Given request:
Gather up all lines that carry the word "corr".

Recorded data:
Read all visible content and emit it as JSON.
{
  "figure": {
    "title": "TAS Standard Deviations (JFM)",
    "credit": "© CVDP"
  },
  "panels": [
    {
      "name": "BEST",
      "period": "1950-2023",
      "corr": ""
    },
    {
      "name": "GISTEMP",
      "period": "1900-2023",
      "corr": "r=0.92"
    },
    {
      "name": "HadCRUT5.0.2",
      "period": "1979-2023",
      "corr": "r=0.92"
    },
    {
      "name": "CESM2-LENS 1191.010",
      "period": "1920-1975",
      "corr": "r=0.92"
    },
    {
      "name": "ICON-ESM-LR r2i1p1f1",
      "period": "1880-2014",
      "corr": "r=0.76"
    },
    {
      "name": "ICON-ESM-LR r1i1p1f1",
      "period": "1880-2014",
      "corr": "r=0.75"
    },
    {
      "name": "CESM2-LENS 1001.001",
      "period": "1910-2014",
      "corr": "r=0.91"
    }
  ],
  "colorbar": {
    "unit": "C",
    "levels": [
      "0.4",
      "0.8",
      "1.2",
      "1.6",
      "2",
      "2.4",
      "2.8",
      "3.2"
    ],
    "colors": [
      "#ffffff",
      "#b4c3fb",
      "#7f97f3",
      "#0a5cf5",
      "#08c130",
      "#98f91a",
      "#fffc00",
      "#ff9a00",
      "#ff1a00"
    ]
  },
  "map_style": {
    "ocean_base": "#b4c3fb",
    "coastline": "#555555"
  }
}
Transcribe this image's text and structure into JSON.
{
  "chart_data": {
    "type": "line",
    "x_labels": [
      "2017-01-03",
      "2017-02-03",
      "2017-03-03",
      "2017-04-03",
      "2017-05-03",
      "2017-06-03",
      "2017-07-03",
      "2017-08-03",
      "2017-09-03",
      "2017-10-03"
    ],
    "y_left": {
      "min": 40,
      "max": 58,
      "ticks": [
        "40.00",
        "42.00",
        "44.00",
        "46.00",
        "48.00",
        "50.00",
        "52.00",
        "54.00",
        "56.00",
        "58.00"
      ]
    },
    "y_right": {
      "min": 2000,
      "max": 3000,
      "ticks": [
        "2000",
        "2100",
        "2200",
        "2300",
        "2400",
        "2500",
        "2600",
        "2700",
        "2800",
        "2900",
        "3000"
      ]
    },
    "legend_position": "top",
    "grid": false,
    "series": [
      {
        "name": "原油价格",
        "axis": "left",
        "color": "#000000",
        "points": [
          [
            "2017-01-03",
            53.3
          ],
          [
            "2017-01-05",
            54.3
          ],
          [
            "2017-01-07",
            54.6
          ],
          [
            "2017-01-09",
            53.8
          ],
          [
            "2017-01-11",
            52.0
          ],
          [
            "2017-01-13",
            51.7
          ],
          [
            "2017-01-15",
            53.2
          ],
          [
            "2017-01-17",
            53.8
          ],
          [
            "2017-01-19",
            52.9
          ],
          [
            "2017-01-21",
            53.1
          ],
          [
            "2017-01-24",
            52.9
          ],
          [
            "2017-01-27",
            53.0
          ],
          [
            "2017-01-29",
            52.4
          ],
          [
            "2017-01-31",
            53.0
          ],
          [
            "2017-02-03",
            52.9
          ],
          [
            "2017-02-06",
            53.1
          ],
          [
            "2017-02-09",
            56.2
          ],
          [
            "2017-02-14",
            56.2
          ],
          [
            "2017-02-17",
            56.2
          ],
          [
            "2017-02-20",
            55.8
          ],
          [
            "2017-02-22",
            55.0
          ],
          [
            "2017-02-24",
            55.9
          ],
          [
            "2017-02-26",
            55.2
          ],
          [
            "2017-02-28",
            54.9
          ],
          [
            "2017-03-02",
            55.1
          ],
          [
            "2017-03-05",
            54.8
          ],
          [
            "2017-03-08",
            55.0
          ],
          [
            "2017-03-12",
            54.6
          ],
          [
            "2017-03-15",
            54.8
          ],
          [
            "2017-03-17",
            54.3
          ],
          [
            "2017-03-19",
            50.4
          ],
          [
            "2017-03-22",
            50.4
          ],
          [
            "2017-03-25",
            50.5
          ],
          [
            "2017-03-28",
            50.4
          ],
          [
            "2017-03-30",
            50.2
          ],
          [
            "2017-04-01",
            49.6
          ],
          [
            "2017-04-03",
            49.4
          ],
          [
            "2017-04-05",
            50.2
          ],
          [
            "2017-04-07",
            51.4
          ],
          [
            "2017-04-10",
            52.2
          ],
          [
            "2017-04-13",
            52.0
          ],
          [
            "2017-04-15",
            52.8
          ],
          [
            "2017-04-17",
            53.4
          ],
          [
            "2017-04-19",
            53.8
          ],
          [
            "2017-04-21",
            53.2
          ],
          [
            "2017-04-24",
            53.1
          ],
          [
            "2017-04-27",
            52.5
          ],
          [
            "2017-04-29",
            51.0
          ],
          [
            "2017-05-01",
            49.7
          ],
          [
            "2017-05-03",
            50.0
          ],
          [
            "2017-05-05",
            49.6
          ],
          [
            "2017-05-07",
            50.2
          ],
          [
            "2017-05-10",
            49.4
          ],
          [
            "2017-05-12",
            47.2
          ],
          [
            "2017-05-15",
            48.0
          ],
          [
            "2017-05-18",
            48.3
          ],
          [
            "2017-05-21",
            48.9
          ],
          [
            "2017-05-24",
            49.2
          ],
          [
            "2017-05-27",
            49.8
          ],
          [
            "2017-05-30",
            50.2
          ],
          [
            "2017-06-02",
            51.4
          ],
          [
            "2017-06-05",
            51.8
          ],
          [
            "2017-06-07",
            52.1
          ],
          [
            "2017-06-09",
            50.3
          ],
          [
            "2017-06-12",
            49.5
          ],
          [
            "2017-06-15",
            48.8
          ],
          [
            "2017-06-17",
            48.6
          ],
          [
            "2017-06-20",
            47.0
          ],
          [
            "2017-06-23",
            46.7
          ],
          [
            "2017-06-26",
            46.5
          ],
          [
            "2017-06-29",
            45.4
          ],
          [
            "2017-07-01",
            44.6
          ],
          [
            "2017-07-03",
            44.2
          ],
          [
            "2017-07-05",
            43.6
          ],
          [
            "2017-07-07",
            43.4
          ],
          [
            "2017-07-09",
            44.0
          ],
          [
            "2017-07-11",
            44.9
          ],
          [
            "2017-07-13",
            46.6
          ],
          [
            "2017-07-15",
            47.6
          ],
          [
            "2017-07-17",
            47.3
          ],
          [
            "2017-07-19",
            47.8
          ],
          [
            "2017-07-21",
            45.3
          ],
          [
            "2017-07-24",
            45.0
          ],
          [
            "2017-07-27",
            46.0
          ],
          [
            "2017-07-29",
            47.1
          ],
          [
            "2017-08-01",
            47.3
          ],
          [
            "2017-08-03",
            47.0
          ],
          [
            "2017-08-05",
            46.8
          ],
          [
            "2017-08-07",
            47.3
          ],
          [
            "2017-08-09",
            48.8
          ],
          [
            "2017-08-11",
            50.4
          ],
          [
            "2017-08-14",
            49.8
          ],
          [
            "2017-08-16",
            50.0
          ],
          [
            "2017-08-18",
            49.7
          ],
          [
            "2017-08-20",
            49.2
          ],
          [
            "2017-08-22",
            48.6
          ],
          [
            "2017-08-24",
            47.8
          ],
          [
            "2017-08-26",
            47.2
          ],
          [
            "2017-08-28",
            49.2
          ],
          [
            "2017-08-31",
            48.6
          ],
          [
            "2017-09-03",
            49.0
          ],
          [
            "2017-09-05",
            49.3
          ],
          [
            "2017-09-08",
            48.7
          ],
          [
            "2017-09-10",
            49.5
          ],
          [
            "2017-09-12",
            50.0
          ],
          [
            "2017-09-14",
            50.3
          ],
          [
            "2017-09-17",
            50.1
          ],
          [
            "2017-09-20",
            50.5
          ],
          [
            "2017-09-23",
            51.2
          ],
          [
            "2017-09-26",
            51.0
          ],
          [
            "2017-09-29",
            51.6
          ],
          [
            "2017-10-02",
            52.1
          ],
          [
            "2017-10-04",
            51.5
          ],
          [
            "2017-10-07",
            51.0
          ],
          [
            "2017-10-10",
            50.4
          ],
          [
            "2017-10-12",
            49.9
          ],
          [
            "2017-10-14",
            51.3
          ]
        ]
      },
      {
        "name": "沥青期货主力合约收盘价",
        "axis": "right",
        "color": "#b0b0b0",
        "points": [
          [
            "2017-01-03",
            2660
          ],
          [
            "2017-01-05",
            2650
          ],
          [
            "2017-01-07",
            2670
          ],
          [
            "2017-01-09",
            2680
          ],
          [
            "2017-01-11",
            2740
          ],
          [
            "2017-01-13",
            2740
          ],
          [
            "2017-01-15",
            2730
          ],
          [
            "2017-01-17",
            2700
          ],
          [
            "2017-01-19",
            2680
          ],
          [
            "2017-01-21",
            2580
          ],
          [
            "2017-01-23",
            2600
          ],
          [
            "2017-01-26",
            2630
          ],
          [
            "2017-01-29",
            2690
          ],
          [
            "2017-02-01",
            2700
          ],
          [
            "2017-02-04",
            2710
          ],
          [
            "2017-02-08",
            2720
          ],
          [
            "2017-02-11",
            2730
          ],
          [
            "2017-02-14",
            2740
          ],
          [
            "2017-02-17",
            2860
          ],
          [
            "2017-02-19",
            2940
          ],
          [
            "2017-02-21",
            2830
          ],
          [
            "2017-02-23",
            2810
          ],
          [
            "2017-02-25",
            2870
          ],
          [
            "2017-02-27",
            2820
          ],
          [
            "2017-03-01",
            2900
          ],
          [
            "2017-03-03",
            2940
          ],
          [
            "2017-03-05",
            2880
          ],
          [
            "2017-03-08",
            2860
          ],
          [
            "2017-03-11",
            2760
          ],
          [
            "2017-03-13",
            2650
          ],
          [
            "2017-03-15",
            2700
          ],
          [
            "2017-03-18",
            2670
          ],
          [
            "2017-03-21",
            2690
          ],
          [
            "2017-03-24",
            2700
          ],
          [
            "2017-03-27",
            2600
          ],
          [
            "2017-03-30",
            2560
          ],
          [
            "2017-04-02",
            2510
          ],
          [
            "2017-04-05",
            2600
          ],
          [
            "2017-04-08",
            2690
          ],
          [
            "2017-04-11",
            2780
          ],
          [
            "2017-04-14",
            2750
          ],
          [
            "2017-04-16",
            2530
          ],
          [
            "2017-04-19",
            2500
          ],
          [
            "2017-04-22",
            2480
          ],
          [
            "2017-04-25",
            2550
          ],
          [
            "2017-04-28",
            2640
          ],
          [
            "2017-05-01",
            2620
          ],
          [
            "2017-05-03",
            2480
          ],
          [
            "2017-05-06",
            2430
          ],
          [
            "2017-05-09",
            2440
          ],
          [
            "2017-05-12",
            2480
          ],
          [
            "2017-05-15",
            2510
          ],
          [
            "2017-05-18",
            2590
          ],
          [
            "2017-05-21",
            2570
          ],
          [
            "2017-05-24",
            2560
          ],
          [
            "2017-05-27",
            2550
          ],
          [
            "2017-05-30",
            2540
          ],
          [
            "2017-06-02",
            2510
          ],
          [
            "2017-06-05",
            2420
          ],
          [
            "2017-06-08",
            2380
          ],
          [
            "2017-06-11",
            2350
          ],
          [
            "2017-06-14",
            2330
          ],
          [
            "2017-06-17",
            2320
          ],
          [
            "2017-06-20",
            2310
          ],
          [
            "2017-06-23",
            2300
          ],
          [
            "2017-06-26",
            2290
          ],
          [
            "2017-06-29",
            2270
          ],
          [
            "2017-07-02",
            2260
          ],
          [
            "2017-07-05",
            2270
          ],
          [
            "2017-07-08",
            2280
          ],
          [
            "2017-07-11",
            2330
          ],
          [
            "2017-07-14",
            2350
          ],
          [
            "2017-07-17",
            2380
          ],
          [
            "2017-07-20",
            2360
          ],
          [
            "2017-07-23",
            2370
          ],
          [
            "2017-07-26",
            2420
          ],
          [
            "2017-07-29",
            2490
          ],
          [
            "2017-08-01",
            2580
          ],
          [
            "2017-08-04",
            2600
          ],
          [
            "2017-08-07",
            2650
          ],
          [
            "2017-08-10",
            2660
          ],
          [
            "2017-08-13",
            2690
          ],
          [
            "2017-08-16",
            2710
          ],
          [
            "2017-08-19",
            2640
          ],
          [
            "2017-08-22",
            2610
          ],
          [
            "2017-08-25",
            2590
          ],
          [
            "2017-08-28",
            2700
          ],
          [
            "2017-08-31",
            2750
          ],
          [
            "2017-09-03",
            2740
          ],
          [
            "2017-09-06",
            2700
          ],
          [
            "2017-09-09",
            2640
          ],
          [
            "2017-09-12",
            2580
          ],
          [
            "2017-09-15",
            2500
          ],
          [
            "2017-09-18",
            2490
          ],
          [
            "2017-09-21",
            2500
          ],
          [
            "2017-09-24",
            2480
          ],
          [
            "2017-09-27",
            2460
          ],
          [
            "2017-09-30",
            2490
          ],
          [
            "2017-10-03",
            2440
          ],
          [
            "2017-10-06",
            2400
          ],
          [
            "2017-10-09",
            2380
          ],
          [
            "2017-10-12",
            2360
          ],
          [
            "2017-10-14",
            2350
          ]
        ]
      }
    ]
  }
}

Exercise solution:
      "corr": ""
      "corr": "r=0.92"
      "corr": "r=0.92"
      "corr": "r=0.92"
      "corr": "r=0.76"
      "corr": "r=0.75"
      "corr": "r=0.91"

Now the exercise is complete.